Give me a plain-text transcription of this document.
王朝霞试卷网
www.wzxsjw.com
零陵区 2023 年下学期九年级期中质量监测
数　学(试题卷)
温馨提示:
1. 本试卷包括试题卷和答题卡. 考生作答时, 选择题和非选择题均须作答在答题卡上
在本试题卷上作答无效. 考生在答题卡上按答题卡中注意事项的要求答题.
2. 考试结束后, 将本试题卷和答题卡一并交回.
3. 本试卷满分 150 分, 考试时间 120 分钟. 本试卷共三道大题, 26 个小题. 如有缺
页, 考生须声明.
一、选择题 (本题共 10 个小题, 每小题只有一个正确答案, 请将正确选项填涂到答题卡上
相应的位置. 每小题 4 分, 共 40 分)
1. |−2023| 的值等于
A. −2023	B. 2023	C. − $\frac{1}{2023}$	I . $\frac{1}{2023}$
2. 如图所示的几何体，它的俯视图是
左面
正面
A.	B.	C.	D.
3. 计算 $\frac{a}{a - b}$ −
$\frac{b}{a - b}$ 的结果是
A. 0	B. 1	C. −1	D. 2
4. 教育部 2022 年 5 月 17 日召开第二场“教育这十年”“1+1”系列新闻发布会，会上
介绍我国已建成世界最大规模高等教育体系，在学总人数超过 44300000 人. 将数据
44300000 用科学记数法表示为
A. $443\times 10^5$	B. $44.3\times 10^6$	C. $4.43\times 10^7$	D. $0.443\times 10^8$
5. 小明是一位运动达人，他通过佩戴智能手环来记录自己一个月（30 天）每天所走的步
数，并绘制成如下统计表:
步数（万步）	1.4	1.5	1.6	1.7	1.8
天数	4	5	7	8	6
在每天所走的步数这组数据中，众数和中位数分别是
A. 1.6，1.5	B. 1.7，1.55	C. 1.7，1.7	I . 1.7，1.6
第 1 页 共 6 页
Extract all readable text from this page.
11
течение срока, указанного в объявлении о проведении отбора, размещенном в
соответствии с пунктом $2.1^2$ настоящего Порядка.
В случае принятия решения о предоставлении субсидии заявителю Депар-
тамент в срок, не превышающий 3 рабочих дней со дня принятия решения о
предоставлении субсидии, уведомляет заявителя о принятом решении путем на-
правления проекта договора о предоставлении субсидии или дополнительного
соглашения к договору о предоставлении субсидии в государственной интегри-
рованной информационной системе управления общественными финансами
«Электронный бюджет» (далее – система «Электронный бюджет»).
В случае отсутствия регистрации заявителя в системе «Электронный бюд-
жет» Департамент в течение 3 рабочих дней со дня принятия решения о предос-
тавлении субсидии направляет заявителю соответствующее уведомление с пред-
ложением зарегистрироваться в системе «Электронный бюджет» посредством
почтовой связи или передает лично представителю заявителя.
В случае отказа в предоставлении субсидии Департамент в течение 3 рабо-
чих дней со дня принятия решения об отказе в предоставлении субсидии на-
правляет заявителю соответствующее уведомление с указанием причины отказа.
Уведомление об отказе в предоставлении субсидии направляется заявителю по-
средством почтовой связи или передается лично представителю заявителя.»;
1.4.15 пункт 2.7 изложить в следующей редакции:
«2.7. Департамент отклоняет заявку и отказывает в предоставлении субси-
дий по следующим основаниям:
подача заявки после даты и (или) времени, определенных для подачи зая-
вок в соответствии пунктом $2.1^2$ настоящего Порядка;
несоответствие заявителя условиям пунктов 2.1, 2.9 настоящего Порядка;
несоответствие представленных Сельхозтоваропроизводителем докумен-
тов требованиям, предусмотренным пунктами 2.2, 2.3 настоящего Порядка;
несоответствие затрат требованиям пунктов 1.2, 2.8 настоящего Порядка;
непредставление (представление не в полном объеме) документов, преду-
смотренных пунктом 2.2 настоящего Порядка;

#####

▶ **What this task involves**
From the entries above, copy out every line where the string "отказе" appears.

▶ **The answer**
чих дней со дня принятия решения об отказе в предоставлении субсидии на-
Уведомление об отказе в предоставлении субсидии направляется заявителю по-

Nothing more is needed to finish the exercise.